DIRECTION:
Retype the records below exactly as they appear.

EXTRACTED ENTRIES:
* * * *

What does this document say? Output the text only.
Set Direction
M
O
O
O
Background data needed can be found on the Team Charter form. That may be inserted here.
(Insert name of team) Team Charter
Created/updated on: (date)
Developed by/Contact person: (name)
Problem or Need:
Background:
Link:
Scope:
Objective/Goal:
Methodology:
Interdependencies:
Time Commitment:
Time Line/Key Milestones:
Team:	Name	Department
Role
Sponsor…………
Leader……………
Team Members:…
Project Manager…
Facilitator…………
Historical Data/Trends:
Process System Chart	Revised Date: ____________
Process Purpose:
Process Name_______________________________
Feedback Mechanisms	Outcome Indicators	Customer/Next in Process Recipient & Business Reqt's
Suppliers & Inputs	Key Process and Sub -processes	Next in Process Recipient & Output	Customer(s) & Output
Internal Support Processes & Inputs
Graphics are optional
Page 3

* * * *

THE REPLY:
What does this document say? Output the text only.
Set Direction
M
O
O
O
Background data needed can be found on the Team Charter form. That may be inserted here.
(Insert name of team) Team Charter
Created/updated on: (date)
Developed by/Contact person: (name)
Problem or Need:
Background:
Link:
Scope:
Objective/Goal:
Methodology:
Interdependencies:
Time Commitment:
Time Line/Key Milestones:
Team:	Name	Department
Role
Sponsor…………
Leader……………
Team Members:…
Project Manager…
Facilitator…………
Historical Data/Trends:
Process System Chart	Revised Date: ____________
Process Purpose:
Process Name_______________________________
Feedback Mechanisms	Outcome Indicators	Customer/Next in Process Recipient & Business Reqt's
Suppliers & Inputs	Key Process and Sub -processes	Next in Process Recipient & Output	Customer(s) & Output
Internal Support Processes & Inputs
Graphics are optional
Page 3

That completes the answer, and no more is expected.